Oct 27, 2010 11:47am EDT  --  Report as abuse
jalex7 wrote:

Apple will excel as long as Steve Jobs is there. He is the driver of innovation, and innovation is Apple’s forte. Microsoft tries to innovate, but fails 99% of the time. When Jobs is out of the picture, MS may have a chance, but not until then. MS’s problem is that it relies too heavily on its legacy products that have a foothold in the business market; that reliance will eventually lead to its downfall because foundational obsolescence will undermine its future products.

Oct 27, 2010 11:58am EDT  --  Report as abuse
richmitch wrote:

Microsoft has never been known for innovation. they take exsiting product ideas and try to make their own. It worked for the purchase of DOS way back when competitor reaction was slow. Innovation and manufacturing is so fast now, borrowing someone’s innovation is yesterday’s product by the time you get something out the door. Time for MS to focus on their domain skills instead of chasing innovators around all over the place. Its bad marketing and it takes away legitamacy of its core product and customer focus. They should learn the troubles their having from what they did to IBM and how IBM came out with a winning strategy. Some day Apple will be Microsoft today and yesterdays IBM if they start wondering all over the place building business machines.

Oct 27, 2010 12:11pm EDT  --  Report as abuse
pehta wrote:

Why hasn’t the stock moved in eight years, despite more than doubling profit and sales in that time? Is Microsoft really at the forefront of technology? Why can’t it invent popular gadgets like Google or Apple? Is Ballmer still the right person to lead the firm?

Microsoft is (was) from very beginning just a marketing company. They were NEVER innovative. Even MSIE is not their product. They bought Spyglass browser and then started to enhance it. Or, for example C# . Where did it come from ? They licensed JAVA from SUN, learned how JAVA works, SUN sued them because they did not follow the license agreement to the letter, SUN won 2 billion $, Microsoft came out with C# which is, basically a knock of SUN’s JAVA.
Again, Microsoft is just a giant marketing company which uses ALL the methods to keep its market monopoly.

Oct 27, 2010 1:32pm EDT  --  Report as abuse
GaUSA wrote:

Microsoft beware, you are entering a zone similiar to what happened to HP….good company but remember before the Compaq merger its stock went nowhere. It was not until Stanford told them to get off their butts or they will start dropping their millions of shares that HP did something. Microsoft is there today, no where in eight years for a stock price is without a doubt……………dead money.

Oct 27, 2010 3:47pm EDT  --  Report as abuse
ageek wrote:

There appears to be a lot of irrational behavior in the market these days. TIPs selling a negative yields, AAPL headed to $500, MSFT stuck at $23-$25 for 8 years. Yet bond markets will give MSFT 10 years of free money?

Take the names off the companies and look only at cashflows, market shares, market sizes, revenue sources … Microsoft has as much a public image problem as anything else. The company is not going anywhere (in the sense of going away), and sooner or later, the markets will appreciate its stellar financial performance and market position.

Most companies I could think of (Amazon?) that achieved huge valuations and multiples in the past – failed to gracefully navigate their way to reality without a stock price implosion.

All of its major franchises are going through 2010/2011 product cycle upgrades. Its Azure and cloud services look like they will equally dominate the future of cloud computing as its OS has dominated the desktop. MSFT continues to make inroads into other large and stable markets – enterprise software (IBM, ORCL, and SAPs space) …

If products, trends, and markets continue as they are today, the show will be on the other foot soon – for MSFT shareholders (versus some of those they are compared too).

SHORT TASK A:
Answer these questions about the comments on Microsoft:
(i) According to richmitch, which purchase worked for Microsoft back when competitor reaction was slow?
(ii) According to pehta, how much did SUN win?
(iii) According to ageek, in what price range has MSFT been stuck for 8 years?
The entries that follow have no connection to the text about Microsoft.

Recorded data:

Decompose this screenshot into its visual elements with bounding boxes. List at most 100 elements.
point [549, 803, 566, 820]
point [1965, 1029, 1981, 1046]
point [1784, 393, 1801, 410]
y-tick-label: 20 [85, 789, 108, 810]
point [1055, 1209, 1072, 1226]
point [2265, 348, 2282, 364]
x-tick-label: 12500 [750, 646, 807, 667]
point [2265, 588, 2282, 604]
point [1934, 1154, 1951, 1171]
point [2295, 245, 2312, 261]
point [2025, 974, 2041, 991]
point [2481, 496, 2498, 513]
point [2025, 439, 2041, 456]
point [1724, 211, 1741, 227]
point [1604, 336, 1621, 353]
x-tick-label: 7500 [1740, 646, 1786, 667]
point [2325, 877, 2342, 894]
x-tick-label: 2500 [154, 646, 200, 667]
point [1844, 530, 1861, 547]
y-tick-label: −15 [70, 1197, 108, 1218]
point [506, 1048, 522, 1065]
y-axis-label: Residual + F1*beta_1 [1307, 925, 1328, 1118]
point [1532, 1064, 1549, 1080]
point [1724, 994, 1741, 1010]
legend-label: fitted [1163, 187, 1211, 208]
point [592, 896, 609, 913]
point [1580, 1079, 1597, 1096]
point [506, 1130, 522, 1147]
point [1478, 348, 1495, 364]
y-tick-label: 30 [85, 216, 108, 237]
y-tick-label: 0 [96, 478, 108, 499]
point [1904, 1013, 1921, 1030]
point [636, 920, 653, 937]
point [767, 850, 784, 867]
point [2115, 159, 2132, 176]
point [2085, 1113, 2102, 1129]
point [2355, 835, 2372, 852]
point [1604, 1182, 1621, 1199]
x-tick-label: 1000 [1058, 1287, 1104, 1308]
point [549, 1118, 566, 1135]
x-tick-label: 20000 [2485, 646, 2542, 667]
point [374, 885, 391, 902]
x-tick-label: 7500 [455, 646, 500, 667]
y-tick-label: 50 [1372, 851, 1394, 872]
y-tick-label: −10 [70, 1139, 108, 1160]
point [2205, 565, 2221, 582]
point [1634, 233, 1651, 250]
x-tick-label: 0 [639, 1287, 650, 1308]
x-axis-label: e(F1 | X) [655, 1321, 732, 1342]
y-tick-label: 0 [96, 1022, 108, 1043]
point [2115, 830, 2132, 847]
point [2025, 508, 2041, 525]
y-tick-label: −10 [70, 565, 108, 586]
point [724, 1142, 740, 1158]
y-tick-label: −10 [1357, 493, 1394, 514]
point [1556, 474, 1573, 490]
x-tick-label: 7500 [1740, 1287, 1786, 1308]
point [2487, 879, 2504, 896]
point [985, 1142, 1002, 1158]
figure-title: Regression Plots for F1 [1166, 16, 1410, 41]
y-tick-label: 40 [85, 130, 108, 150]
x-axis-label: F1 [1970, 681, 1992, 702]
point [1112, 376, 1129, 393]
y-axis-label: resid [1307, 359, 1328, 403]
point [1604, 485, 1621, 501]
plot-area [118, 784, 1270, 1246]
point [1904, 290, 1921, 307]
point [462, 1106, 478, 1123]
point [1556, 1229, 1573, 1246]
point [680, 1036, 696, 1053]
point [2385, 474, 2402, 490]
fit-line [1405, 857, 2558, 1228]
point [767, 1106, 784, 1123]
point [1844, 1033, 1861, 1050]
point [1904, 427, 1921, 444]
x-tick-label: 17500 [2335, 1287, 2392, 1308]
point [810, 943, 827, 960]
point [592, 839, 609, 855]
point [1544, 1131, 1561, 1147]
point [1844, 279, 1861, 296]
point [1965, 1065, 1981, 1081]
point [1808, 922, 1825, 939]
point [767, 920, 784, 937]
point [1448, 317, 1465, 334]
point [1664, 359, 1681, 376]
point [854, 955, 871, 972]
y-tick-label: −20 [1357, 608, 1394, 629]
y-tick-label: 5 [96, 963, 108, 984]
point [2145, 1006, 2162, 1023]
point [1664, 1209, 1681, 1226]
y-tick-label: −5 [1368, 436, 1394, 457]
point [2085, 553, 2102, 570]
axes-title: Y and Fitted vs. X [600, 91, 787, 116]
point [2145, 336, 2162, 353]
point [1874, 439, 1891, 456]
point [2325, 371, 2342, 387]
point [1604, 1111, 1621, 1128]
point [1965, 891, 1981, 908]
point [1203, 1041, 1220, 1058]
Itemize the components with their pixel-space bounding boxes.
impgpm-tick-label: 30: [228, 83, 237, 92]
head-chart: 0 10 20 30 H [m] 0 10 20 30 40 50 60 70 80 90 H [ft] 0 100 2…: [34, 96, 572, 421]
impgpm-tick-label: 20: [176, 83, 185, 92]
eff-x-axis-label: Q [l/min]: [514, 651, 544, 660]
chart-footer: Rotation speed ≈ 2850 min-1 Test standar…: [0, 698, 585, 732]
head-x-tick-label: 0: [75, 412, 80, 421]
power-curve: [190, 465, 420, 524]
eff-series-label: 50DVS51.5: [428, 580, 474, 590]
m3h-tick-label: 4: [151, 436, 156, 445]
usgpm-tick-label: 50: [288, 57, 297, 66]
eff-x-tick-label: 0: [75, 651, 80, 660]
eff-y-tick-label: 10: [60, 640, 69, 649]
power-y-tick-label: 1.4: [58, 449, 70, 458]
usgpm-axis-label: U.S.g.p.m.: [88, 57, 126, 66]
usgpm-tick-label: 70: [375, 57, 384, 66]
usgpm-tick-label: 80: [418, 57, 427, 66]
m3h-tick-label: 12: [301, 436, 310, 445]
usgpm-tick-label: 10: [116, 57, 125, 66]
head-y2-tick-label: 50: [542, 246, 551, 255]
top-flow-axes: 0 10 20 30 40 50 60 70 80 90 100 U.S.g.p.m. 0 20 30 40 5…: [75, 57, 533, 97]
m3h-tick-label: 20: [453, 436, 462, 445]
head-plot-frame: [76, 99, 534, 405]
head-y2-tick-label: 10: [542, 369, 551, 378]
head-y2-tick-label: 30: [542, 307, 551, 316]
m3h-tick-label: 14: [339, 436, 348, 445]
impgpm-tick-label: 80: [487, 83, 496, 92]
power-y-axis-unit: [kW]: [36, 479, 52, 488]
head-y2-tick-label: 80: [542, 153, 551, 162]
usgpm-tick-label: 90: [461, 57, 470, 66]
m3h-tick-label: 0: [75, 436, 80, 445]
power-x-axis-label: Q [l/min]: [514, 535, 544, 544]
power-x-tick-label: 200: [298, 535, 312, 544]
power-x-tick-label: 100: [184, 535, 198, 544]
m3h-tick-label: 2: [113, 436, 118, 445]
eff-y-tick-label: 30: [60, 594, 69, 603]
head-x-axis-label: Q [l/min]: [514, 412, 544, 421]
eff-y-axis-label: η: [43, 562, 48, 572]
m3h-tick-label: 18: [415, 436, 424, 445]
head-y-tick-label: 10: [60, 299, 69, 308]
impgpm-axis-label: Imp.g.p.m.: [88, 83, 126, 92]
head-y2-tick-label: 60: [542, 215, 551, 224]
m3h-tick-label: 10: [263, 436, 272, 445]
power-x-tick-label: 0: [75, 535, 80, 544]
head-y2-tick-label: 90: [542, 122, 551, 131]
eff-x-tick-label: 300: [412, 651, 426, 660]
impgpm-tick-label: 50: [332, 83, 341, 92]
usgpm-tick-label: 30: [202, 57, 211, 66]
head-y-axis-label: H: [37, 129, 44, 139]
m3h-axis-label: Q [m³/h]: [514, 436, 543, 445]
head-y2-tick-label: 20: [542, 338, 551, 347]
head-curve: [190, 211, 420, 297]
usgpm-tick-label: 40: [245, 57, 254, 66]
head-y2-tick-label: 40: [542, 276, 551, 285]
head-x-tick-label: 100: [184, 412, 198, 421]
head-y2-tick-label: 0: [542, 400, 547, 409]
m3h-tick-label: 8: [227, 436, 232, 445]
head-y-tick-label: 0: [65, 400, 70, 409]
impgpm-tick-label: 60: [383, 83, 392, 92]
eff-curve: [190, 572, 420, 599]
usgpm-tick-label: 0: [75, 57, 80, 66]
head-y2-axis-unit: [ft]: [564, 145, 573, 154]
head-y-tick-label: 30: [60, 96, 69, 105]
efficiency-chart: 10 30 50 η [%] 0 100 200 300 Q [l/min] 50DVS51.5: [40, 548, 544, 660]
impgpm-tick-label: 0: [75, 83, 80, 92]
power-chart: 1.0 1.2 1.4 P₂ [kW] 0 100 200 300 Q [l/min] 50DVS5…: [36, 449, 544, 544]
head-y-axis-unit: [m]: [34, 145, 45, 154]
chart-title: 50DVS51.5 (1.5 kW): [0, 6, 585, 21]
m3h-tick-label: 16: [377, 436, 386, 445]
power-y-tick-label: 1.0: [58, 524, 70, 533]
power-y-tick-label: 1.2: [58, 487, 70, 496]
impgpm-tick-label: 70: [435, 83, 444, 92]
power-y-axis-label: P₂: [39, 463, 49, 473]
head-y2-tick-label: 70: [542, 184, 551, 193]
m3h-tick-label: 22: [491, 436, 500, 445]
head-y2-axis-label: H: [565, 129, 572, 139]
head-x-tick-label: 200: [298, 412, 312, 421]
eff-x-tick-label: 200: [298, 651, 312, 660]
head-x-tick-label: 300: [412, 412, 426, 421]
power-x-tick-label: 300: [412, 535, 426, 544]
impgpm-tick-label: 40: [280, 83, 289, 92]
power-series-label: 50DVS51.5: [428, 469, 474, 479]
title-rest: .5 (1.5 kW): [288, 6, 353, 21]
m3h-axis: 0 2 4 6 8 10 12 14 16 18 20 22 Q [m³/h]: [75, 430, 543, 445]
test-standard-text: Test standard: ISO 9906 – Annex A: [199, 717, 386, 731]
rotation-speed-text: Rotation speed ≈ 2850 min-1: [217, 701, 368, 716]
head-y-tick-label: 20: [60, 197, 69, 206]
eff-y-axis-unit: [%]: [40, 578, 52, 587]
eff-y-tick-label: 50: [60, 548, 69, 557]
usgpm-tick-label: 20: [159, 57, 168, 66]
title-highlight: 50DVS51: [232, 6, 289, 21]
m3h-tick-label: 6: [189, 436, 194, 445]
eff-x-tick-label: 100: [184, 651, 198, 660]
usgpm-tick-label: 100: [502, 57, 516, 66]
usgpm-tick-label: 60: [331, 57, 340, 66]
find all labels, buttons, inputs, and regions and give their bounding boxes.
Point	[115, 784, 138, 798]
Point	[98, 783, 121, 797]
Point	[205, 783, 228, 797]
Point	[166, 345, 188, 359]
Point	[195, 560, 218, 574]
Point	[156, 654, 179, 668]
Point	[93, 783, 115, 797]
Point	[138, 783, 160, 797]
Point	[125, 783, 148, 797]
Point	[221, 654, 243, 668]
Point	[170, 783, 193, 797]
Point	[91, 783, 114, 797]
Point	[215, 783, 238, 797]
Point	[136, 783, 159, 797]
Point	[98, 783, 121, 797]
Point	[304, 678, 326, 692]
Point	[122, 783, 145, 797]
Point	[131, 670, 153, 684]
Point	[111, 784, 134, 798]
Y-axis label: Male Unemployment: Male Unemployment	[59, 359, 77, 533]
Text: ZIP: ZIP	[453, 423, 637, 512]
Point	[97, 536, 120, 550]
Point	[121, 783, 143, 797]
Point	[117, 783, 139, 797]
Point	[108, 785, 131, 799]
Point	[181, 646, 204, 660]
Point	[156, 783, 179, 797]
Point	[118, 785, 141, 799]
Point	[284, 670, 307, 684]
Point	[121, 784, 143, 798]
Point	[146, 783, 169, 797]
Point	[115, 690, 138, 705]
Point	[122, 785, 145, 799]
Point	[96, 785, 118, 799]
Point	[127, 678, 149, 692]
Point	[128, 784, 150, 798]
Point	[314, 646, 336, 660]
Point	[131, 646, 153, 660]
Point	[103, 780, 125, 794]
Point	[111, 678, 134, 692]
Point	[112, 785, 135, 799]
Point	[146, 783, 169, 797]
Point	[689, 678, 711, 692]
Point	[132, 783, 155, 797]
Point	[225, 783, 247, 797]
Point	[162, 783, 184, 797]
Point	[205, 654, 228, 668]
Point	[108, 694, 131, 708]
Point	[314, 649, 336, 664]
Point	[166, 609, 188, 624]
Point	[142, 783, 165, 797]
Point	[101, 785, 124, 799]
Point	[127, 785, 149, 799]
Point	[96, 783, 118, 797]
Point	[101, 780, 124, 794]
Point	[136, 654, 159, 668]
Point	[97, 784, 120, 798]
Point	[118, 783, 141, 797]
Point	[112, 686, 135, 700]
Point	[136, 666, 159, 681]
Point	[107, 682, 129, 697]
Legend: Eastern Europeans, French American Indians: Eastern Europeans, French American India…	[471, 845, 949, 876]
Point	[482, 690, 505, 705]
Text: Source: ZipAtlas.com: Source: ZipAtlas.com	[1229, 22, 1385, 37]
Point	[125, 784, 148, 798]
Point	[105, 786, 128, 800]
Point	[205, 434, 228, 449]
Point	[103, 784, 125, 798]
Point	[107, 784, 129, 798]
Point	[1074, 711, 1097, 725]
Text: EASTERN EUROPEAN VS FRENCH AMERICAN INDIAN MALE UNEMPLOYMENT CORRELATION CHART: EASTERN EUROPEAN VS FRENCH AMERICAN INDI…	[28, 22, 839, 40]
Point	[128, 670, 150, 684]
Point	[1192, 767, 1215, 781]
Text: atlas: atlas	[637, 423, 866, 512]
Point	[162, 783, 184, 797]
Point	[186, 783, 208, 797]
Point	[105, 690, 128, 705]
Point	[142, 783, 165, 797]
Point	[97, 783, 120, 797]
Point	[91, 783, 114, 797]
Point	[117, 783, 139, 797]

SHORT TASK B: In the entries, rename "y-tick-label" to "y-axis-tick". Begin at the first line of the entries and stop after the line that contains "x-tick-label: 1000 [1058, 1287, 1104, 1308]". Reproduce only those lines, with everything else unchanged.

COMPLETE RESPONSE A:
(i) The purchase of DOS.
(ii) 2 billion $.
(iii) $23-$25.

COMPLETE RESPONSE B:
Decompose this screenshot into its visual elements with bounding boxes. List at most 100 elements.
point [549, 803, 566, 820]
point [1965, 1029, 1981, 1046]
point [1784, 393, 1801, 410]
y-axis-tick: 20 [85, 789, 108, 810]
point [1055, 1209, 1072, 1226]
point [2265, 348, 2282, 364]
x-tick-label: 12500 [750, 646, 807, 667]
point [2265, 588, 2282, 604]
point [1934, 1154, 1951, 1171]
point [2295, 245, 2312, 261]
point [2025, 974, 2041, 991]
point [2481, 496, 2498, 513]
point [2025, 439, 2041, 456]
point [1724, 211, 1741, 227]
point [1604, 336, 1621, 353]
x-tick-label: 7500 [1740, 646, 1786, 667]
point [2325, 877, 2342, 894]
x-tick-label: 2500 [154, 646, 200, 667]
point [1844, 530, 1861, 547]
y-axis-tick: −15 [70, 1197, 108, 1218]
point [506, 1048, 522, 1065]
y-axis-label: Residual + F1*beta_1 [1307, 925, 1328, 1118]
point [1532, 1064, 1549, 1080]
point [1724, 994, 1741, 1010]
legend-label: fitted [1163, 187, 1211, 208]
point [592, 896, 609, 913]
point [1580, 1079, 1597, 1096]
point [506, 1130, 522, 1147]
point [1478, 348, 1495, 364]
y-axis-tick: 30 [85, 216, 108, 237]
y-axis-tick: 0 [96, 478, 108, 499]
point [1904, 1013, 1921, 1030]
point [636, 920, 653, 937]
point [767, 850, 784, 867]
point [2115, 159, 2132, 176]
point [2085, 1113, 2102, 1129]
point [2355, 835, 2372, 852]
point [1604, 1182, 1621, 1199]
x-tick-label: 1000 [1058, 1287, 1104, 1308]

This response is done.